* AIM *
Tally the lines in the listing below that contain "والوقت" and report the tally alone.

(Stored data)
* start *
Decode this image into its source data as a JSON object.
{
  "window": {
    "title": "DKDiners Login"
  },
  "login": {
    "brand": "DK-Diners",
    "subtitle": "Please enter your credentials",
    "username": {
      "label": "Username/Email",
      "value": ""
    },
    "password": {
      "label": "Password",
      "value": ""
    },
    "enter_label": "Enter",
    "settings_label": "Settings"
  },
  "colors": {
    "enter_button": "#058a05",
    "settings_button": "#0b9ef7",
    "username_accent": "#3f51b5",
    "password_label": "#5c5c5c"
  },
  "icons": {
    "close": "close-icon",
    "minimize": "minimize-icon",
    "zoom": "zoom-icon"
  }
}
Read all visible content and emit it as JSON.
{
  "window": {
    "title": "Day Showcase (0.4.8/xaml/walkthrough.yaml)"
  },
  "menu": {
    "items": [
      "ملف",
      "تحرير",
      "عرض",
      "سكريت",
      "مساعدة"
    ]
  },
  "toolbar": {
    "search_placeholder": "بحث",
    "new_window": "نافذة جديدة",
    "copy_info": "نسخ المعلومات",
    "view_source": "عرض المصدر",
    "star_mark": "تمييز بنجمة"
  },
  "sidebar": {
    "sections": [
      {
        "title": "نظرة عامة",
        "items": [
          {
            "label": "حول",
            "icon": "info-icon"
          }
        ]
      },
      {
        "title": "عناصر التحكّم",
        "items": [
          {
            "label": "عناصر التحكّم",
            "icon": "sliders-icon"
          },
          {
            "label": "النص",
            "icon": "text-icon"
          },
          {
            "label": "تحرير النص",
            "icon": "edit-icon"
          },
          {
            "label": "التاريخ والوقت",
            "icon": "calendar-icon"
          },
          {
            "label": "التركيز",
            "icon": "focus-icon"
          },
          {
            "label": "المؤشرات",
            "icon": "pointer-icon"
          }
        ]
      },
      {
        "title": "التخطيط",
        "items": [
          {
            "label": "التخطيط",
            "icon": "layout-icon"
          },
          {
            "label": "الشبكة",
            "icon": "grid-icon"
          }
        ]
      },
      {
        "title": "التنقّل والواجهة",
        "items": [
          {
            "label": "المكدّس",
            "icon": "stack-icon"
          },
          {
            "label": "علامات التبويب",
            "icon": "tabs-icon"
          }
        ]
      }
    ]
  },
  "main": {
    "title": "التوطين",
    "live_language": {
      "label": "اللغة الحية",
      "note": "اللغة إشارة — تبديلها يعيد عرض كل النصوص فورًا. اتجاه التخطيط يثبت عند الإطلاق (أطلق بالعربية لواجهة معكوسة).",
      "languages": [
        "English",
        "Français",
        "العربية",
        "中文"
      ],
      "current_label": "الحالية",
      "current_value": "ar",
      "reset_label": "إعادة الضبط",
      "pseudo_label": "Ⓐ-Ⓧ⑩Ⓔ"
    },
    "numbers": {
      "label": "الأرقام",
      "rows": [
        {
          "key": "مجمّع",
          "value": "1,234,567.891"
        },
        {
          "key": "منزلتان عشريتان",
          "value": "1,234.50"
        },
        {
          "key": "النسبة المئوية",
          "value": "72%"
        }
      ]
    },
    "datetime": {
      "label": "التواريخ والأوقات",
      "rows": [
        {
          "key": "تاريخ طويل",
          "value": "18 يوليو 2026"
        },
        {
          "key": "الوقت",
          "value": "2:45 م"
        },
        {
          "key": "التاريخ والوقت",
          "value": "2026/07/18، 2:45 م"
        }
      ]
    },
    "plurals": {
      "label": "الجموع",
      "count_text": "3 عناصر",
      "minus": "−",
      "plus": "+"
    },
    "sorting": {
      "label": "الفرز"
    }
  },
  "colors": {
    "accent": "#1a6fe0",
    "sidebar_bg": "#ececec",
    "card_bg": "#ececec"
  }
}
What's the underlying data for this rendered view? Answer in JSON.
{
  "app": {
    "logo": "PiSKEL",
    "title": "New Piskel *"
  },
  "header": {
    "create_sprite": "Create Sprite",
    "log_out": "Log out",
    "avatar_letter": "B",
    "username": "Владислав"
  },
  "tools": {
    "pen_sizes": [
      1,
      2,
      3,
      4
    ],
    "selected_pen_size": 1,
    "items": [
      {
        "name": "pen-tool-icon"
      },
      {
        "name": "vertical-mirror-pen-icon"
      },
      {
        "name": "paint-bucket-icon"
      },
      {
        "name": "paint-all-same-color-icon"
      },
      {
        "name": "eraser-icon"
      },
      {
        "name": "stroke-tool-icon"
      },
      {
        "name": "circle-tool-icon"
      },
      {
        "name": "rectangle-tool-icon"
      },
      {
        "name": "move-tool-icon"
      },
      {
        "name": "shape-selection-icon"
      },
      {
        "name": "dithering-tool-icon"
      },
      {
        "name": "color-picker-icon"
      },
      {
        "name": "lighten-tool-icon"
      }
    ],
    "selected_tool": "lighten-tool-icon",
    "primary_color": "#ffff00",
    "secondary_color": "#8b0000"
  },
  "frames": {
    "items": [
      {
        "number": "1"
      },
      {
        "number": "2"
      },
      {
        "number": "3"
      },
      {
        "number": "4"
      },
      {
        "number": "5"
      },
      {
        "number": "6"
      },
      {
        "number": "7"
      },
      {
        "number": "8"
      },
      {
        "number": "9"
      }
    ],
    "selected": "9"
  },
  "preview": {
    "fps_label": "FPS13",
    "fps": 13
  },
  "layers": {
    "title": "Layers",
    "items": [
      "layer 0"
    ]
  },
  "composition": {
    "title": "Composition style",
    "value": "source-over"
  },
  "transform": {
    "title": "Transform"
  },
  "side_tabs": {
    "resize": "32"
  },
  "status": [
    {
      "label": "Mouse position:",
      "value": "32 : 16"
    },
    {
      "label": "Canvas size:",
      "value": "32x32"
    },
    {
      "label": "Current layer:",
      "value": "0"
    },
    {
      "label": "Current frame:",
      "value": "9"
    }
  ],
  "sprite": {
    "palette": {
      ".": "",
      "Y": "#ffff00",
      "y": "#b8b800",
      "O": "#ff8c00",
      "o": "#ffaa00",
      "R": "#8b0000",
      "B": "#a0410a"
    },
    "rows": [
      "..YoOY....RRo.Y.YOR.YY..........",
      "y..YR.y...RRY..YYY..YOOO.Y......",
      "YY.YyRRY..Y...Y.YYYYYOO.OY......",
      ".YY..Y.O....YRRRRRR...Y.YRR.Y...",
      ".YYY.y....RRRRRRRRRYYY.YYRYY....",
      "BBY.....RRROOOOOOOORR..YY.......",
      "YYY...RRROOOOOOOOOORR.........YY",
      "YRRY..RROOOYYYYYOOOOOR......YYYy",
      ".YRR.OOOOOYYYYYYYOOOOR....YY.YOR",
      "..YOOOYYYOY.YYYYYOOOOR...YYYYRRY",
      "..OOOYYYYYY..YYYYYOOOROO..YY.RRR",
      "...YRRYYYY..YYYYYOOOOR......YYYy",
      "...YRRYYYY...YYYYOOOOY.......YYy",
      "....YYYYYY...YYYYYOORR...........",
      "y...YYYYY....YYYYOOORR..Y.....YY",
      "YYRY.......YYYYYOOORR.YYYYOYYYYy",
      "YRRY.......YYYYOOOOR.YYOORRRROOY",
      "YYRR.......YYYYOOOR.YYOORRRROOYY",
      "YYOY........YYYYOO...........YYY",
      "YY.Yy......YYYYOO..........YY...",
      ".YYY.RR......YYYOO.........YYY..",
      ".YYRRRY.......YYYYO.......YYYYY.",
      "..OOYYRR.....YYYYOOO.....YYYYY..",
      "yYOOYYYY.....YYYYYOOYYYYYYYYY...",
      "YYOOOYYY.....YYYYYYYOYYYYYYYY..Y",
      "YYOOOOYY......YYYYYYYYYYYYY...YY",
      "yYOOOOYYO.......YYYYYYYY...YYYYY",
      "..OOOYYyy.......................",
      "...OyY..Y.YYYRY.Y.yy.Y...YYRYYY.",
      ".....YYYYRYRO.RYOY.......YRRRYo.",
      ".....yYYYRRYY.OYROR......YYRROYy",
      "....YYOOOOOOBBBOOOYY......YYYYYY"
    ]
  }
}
* end *
* EXERCISE RESPONSE *
2